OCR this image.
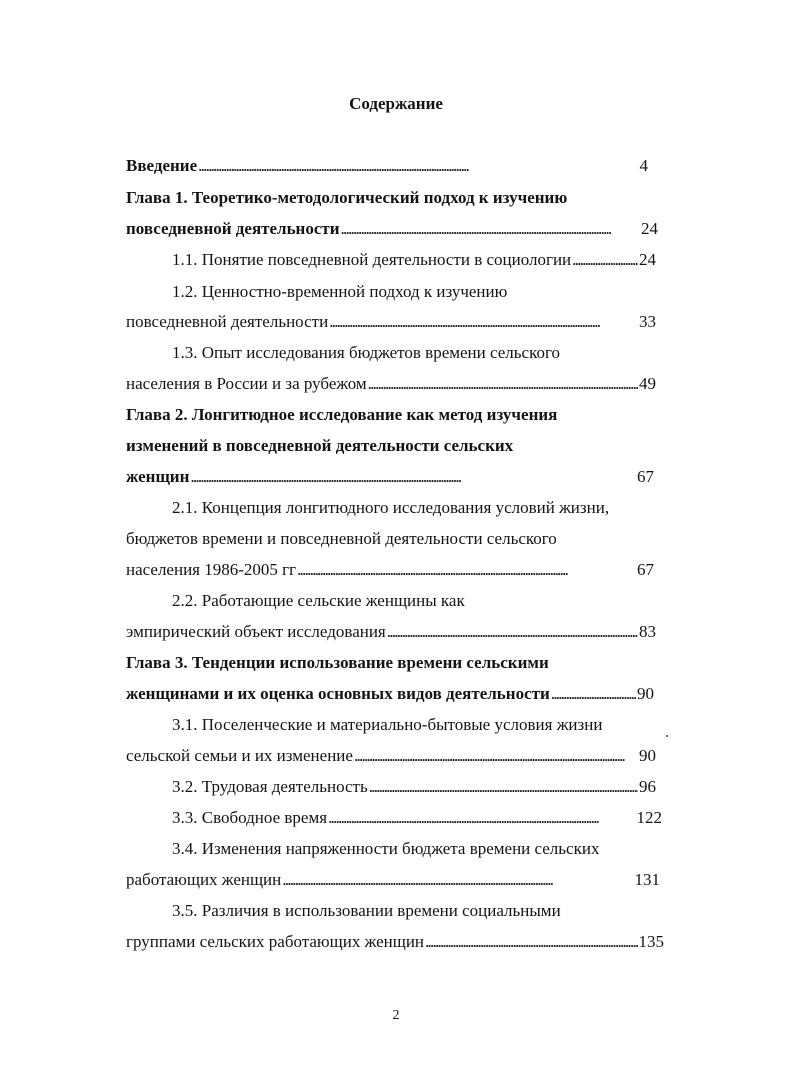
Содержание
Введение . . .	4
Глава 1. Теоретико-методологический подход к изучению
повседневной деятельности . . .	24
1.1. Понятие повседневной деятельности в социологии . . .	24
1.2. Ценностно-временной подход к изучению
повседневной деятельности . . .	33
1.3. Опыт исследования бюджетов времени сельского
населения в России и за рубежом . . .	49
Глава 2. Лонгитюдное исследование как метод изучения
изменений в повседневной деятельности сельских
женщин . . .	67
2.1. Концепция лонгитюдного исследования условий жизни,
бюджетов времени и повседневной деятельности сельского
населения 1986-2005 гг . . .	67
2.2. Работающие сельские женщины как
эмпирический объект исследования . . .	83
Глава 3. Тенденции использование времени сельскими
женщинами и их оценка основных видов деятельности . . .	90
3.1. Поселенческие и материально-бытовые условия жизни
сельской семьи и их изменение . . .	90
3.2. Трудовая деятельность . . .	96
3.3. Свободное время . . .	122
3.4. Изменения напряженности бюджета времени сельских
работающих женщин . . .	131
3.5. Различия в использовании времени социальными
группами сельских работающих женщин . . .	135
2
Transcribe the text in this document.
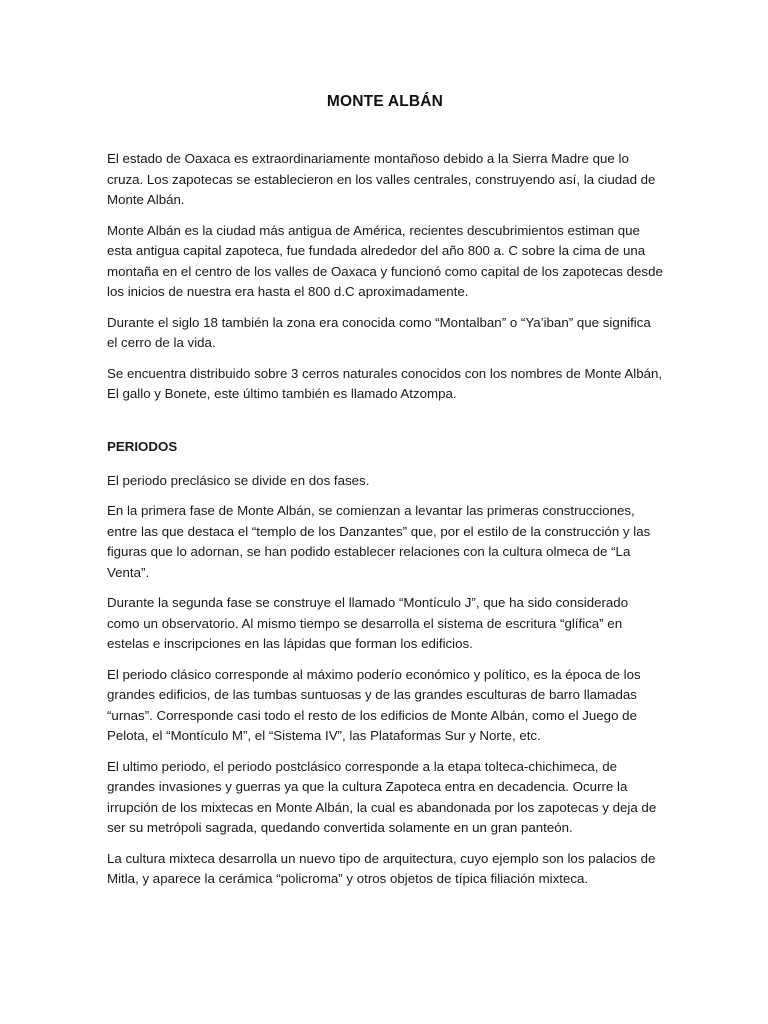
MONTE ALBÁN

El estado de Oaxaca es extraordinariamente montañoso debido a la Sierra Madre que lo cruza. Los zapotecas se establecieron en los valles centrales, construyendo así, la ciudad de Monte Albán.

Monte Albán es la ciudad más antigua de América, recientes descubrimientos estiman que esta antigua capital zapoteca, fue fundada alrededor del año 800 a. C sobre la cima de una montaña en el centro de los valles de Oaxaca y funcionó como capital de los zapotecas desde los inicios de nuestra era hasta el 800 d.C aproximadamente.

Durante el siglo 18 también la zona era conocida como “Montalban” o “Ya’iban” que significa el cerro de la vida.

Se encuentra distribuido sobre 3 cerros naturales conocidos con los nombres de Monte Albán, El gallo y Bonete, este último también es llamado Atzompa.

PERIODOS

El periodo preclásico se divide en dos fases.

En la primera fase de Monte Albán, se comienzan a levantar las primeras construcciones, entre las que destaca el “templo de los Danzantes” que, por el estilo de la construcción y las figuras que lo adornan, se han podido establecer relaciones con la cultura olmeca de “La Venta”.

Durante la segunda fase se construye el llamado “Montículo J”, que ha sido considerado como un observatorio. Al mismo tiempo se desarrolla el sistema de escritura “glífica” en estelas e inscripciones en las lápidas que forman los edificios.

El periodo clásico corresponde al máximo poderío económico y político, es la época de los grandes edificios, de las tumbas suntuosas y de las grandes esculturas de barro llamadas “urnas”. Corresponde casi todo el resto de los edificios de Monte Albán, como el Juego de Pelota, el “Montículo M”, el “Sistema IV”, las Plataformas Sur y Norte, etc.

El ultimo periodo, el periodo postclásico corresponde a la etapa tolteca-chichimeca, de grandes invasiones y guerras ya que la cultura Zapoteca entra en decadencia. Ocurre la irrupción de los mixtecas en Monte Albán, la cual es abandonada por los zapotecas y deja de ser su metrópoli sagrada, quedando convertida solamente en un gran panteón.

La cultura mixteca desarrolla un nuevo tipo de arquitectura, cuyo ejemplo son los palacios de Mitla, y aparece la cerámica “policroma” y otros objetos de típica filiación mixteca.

==

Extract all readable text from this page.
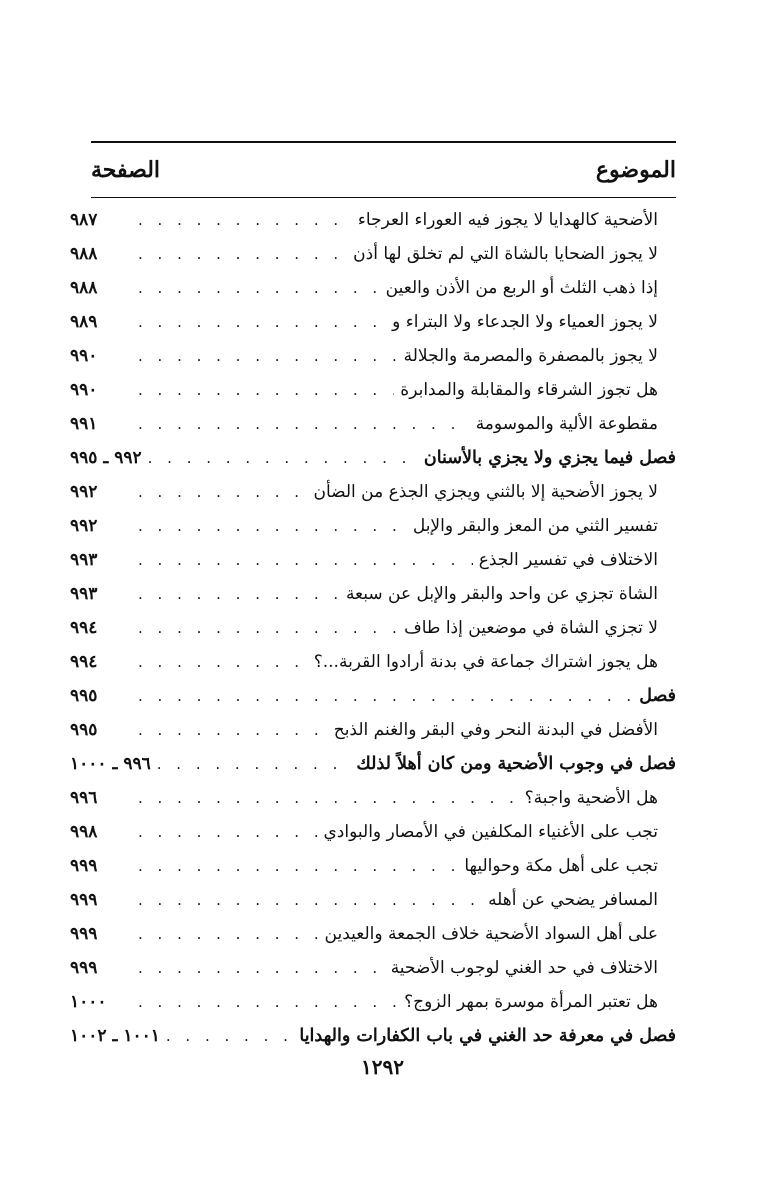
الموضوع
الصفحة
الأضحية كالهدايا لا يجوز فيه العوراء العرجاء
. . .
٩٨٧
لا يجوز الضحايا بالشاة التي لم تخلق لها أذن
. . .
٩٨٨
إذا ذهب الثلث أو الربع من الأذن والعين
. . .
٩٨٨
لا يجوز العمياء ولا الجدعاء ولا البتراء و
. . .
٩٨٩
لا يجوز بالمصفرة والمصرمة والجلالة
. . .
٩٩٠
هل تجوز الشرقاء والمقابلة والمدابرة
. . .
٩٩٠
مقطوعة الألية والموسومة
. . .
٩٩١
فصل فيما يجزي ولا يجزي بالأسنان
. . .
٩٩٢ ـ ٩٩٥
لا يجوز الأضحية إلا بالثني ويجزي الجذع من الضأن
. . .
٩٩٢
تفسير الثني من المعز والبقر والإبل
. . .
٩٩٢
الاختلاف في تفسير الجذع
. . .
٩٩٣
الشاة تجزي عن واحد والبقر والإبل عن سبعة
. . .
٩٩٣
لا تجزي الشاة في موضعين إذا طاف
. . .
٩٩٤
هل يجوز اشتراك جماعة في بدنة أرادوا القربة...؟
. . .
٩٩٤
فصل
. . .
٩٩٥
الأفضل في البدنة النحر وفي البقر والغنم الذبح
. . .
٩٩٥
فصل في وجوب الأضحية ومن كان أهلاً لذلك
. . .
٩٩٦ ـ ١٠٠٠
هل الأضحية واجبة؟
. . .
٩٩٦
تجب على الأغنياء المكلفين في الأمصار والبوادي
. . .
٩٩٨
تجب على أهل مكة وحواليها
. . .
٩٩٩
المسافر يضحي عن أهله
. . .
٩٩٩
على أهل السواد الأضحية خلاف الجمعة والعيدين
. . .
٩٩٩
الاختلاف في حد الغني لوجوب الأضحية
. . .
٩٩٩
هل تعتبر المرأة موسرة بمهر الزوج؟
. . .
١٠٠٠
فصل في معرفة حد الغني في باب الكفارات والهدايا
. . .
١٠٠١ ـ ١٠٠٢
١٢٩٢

**WHAT YOU HAVE TO DO**
Your answer should be a single number: the count of lines in the entries that contain the word "деятельности".

**FULL OUTPUT**
6